▶ _Exercise details_: The complete data, repeated exactly, should form your response.

[Document content entries]

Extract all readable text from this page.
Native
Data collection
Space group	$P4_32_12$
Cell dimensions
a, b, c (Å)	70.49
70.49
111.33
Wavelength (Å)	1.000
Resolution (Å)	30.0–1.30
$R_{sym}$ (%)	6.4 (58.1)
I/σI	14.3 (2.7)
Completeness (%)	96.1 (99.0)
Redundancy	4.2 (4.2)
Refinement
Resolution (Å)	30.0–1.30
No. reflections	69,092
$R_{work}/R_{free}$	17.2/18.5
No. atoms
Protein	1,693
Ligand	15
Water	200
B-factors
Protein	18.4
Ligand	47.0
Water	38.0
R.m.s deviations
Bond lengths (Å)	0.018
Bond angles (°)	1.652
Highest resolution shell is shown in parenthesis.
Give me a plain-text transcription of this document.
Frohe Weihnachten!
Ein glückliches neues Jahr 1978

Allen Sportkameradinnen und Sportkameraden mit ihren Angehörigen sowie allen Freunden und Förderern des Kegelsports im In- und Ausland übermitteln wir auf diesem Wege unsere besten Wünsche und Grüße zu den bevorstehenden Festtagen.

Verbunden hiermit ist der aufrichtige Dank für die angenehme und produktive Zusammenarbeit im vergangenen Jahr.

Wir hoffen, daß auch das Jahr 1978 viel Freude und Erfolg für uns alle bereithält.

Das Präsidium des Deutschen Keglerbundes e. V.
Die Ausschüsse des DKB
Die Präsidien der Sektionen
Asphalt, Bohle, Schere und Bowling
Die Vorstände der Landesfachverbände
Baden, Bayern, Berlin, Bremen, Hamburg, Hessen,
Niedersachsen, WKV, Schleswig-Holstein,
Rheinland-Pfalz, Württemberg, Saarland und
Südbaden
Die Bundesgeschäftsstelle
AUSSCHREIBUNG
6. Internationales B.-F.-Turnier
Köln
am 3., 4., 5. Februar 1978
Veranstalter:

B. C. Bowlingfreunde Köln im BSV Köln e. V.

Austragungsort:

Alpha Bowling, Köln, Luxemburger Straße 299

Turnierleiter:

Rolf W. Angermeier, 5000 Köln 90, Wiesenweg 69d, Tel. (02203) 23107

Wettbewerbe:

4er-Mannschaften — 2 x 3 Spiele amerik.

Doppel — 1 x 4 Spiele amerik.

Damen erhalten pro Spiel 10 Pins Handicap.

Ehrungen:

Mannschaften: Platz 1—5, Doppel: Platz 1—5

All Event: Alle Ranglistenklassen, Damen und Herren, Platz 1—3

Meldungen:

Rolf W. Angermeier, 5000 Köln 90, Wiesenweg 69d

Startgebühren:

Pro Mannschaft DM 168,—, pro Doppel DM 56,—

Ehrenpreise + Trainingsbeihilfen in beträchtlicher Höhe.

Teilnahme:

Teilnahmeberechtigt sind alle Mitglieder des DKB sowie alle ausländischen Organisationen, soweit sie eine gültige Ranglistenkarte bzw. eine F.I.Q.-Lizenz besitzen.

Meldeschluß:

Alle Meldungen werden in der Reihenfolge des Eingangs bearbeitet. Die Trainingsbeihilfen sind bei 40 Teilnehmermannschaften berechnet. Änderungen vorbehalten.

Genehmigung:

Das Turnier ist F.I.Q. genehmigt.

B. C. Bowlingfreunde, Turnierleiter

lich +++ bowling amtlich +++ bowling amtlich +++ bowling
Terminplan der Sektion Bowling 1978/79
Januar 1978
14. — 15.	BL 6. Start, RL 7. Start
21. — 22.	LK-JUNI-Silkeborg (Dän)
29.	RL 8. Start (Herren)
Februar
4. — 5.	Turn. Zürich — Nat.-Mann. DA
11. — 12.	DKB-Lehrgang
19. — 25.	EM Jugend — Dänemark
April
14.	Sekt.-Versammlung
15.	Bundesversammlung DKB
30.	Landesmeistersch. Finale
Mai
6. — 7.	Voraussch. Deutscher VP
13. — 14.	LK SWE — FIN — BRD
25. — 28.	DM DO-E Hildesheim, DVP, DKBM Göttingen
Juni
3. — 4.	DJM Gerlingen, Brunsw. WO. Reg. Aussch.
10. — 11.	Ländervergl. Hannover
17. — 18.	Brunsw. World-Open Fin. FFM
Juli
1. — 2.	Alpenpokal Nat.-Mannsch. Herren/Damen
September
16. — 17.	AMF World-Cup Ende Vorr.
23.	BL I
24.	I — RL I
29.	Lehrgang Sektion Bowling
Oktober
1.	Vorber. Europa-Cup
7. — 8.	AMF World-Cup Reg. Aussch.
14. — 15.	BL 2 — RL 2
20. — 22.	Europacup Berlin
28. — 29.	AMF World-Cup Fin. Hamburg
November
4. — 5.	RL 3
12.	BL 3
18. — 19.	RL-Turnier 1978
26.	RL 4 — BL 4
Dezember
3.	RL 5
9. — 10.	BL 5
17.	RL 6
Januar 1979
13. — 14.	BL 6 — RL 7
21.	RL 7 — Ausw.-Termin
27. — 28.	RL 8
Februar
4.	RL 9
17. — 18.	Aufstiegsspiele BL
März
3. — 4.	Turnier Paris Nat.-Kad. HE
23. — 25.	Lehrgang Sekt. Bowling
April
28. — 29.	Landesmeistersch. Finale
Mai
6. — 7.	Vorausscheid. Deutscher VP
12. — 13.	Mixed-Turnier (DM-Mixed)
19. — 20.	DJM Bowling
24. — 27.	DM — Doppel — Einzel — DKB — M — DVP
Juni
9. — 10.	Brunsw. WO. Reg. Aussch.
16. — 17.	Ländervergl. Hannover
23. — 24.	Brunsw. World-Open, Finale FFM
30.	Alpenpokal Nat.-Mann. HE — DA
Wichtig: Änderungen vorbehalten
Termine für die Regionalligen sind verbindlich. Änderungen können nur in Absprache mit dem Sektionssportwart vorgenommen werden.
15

▶ _Exercise answer_:
Extract all readable text from this page.
Native
Data collection
Space group	$P4_32_12$
Cell dimensions
a, b, c (Å)	70.49
70.49
111.33
Wavelength (Å)	1.000
Resolution (Å)	30.0–1.30
$R_{sym}$ (%)	6.4 (58.1)
I/σI	14.3 (2.7)
Completeness (%)	96.1 (99.0)
Redundancy	4.2 (4.2)
Refinement
Resolution (Å)	30.0–1.30
No. reflections	69,092
$R_{work}/R_{free}$	17.2/18.5
No. atoms
Protein	1,693
Ligand	15
Water	200
B-factors
Protein	18.4
Ligand	47.0
Water	38.0
R.m.s deviations
Bond lengths (Å)	0.018
Bond angles (°)	1.652
Highest resolution shell is shown in parenthesis.
Give me a plain-text transcription of this document.
Frohe Weihnachten!
Ein glückliches neues Jahr 1978

Allen Sportkameradinnen und Sportkameraden mit ihren Angehörigen sowie allen Freunden und Förderern des Kegelsports im In- und Ausland übermitteln wir auf diesem Wege unsere besten Wünsche und Grüße zu den bevorstehenden Festtagen.

Verbunden hiermit ist der aufrichtige Dank für die angenehme und produktive Zusammenarbeit im vergangenen Jahr.

Wir hoffen, daß auch das Jahr 1978 viel Freude und Erfolg für uns alle bereithält.

Das Präsidium des Deutschen Keglerbundes e. V.
Die Ausschüsse des DKB
Die Präsidien der Sektionen
Asphalt, Bohle, Schere und Bowling
Die Vorstände der Landesfachverbände
Baden, Bayern, Berlin, Bremen, Hamburg, Hessen,
Niedersachsen, WKV, Schleswig-Holstein,
Rheinland-Pfalz, Württemberg, Saarland und
Südbaden
Die Bundesgeschäftsstelle
AUSSCHREIBUNG
6. Internationales B.-F.-Turnier
Köln
am 3., 4., 5. Februar 1978
Veranstalter:

B. C. Bowlingfreunde Köln im BSV Köln e. V.

Austragungsort:

Alpha Bowling, Köln, Luxemburger Straße 299

Turnierleiter:

Rolf W. Angermeier, 5000 Köln 90, Wiesenweg 69d, Tel. (02203) 23107

Wettbewerbe:

4er-Mannschaften — 2 x 3 Spiele amerik.

Doppel — 1 x 4 Spiele amerik.

Damen erhalten pro Spiel 10 Pins Handicap.

Ehrungen:

Mannschaften: Platz 1—5, Doppel: Platz 1—5

All Event: Alle Ranglistenklassen, Damen und Herren, Platz 1—3

Meldungen:

Rolf W. Angermeier, 5000 Köln 90, Wiesenweg 69d

Startgebühren:

Pro Mannschaft DM 168,—, pro Doppel DM 56,—

Ehrenpreise + Trainingsbeihilfen in beträchtlicher Höhe.

Teilnahme:

Teilnahmeberechtigt sind alle Mitglieder des DKB sowie alle ausländischen Organisationen, soweit sie eine gültige Ranglistenkarte bzw. eine F.I.Q.-Lizenz besitzen.

Meldeschluß:

Alle Meldungen werden in der Reihenfolge des Eingangs bearbeitet. Die Trainingsbeihilfen sind bei 40 Teilnehmermannschaften berechnet. Änderungen vorbehalten.

Genehmigung:

Das Turnier ist F.I.Q. genehmigt.

B. C. Bowlingfreunde, Turnierleiter

lich +++ bowling amtlich +++ bowling amtlich +++ bowling
Terminplan der Sektion Bowling 1978/79
Januar 1978
14. — 15.	BL 6. Start, RL 7. Start
21. — 22.	LK-JUNI-Silkeborg (Dän)
29.	RL 8. Start (Herren)
Februar
4. — 5.	Turn. Zürich — Nat.-Mann. DA
11. — 12.	DKB-Lehrgang
19. — 25.	EM Jugend — Dänemark
April
14.	Sekt.-Versammlung
15.	Bundesversammlung DKB
30.	Landesmeistersch. Finale
Mai
6. — 7.	Voraussch. Deutscher VP
13. — 14.	LK SWE — FIN — BRD
25. — 28.	DM DO-E Hildesheim, DVP, DKBM Göttingen
Juni
3. — 4.	DJM Gerlingen, Brunsw. WO. Reg. Aussch.
10. — 11.	Ländervergl. Hannover
17. — 18.	Brunsw. World-Open Fin. FFM
Juli
1. — 2.	Alpenpokal Nat.-Mannsch. Herren/Damen
September
16. — 17.	AMF World-Cup Ende Vorr.
23.	BL I
24.	I — RL I
29.	Lehrgang Sektion Bowling
Oktober
1.	Vorber. Europa-Cup
7. — 8.	AMF World-Cup Reg. Aussch.
14. — 15.	BL 2 — RL 2
20. — 22.	Europacup Berlin
28. — 29.	AMF World-Cup Fin. Hamburg
November
4. — 5.	RL 3
12.	BL 3
18. — 19.	RL-Turnier 1978
26.	RL 4 — BL 4
Dezember
3.	RL 5
9. — 10.	BL 5
17.	RL 6
Januar 1979
13. — 14.	BL 6 — RL 7
21.	RL 7 — Ausw.-Termin
27. — 28.	RL 8
Februar
4.	RL 9
17. — 18.	Aufstiegsspiele BL
März
3. — 4.	Turnier Paris Nat.-Kad. HE
23. — 25.	Lehrgang Sekt. Bowling
April
28. — 29.	Landesmeistersch. Finale
Mai
6. — 7.	Vorausscheid. Deutscher VP
12. — 13.	Mixed-Turnier (DM-Mixed)
19. — 20.	DJM Bowling
24. — 27.	DM — Doppel — Einzel — DKB — M — DVP
Juni
9. — 10.	Brunsw. WO. Reg. Aussch.
16. — 17.	Ländervergl. Hannover
23. — 24.	Brunsw. World-Open, Finale FFM
30.	Alpenpokal Nat.-Mann. HE — DA
Wichtig: Änderungen vorbehalten
Termine für die Regionalligen sind verbindlich. Änderungen können nur in Absprache mit dem Sektionssportwart vorgenommen werden.
15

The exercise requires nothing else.